# Start of Data records
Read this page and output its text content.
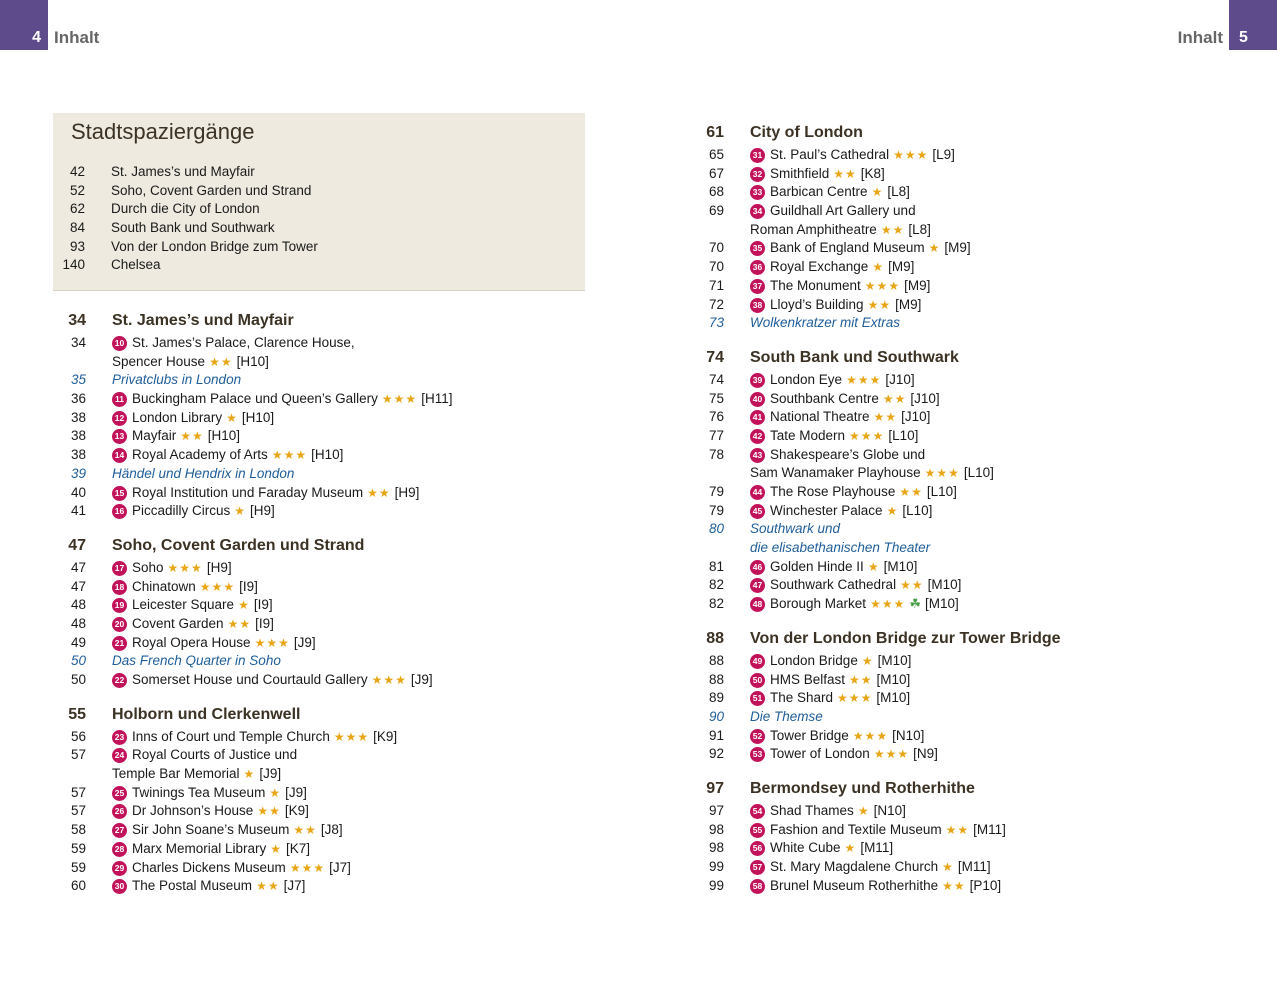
4 Inhalt	Inhalt	5
Stadtspaziergänge
42 St. James’s und Mayfair
52 Soho, Covent Garden und Strand
62 Durch die City of London
84 South Bank und Southwark
93 Von der London Bridge zum Tower
140 Chelsea
34 St. James’s und Mayfair
34	10 St. James’s Palace, Clarence House,
Spencer House ★★ [H10]
35 Privatclubs in London
36	11 Buckingham Palace und Queen’s Gallery ★★★ [H11]
38	12 London Library ★ [H10]
38	13 Mayfair ★★ [H10]
38	14 Royal Academy of Arts ★★★ [H10]
39 Händel und Hendrix in London
40	15 Royal Institution und Faraday Museum ★★ [H9]
41	16 Piccadilly Circus ★ [H9]
47 Soho, Covent Garden und Strand
47	17 Soho ★★★ [H9]
47	18 Chinatown ★★★ [I9]
48	19 Leicester Square ★ [I9]
48	20 Covent Garden ★★ [I9]
49	21 Royal Opera House ★★★ [J9]
50 Das French Quarter in Soho
50	22 Somerset House und Courtauld Gallery ★★★ [J9]
55 Holborn und Clerkenwell
56	23 Inns of Court und Temple Church ★★★ [K9]
57	24 Royal Courts of Justice und
Temple Bar Memorial ★ [J9]
57	25 Twinings Tea Museum ★ [J9]
57	26 Dr Johnson’s House ★★ [K9]
58	27 Sir John Soane’s Museum ★★ [J8]
59	28 Marx Memorial Library ★ [K7]
59	29 Charles Dickens Museum ★★★ [J7]
60	30 The Postal Museum ★★ [J7]
61 City of London
65	31 St. Paul’s Cathedral ★★★ [L9]
67	32 Smithfield ★★ [K8]
68	33 Barbican Centre ★ [L8]
69	34 Guildhall Art Gallery und
Roman Amphitheatre ★★ [L8]
70	35 Bank of England Museum ★ [M9]
70	36 Royal Exchange ★ [M9]
71	37 The Monument ★★★ [M9]
72	38 Lloyd’s Building ★★ [M9]
73 Wolkenkratzer mit Extras
74 South Bank und Southwark
74	39 London Eye ★★★ [J10]
75	40 Southbank Centre ★★ [J10]
76	41 National Theatre ★★ [J10]
77	42 Tate Modern ★★★ [L10]
78	43 Shakespeare’s Globe und
Sam Wanamaker Playhouse ★★★ [L10]
79	44 The Rose Playhouse ★★ [L10]
79	45 Winchester Palace ★ [L10]
80 Southwark und
die elisabethanischen Theater
81	46 Golden Hinde II ★ [M10]
82	47 Southwark Cathedral ★★ [M10]
82	48 Borough Market ★★★ ☘ [M10]
88 Von der London Bridge zur Tower Bridge
88	49 London Bridge ★ [M10]
88	50 HMS Belfast ★★ [M10]
89	51 The Shard ★★★ [M10]
90 Die Themse
91	52 Tower Bridge ★★★ [N10]
92	53 Tower of London ★★★ [N9]
97 Bermondsey und Rotherhithe
97	54 Shad Thames ★ [N10]
98	55 Fashion and Textile Museum ★★ [M11]
98	56 White Cube ★ [M11]
99	57 St. Mary Magdalene Church ★ [M11]
99	58 Brunel Museum Rotherhithe ★★ [P10]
# End of Data records
Task description: Pull out and copy each line containing the string "Mayfair".

Correct result:
42 St. James’s und Mayfair
34 St. James’s und Mayfair
38	13 Mayfair ★★ [H10]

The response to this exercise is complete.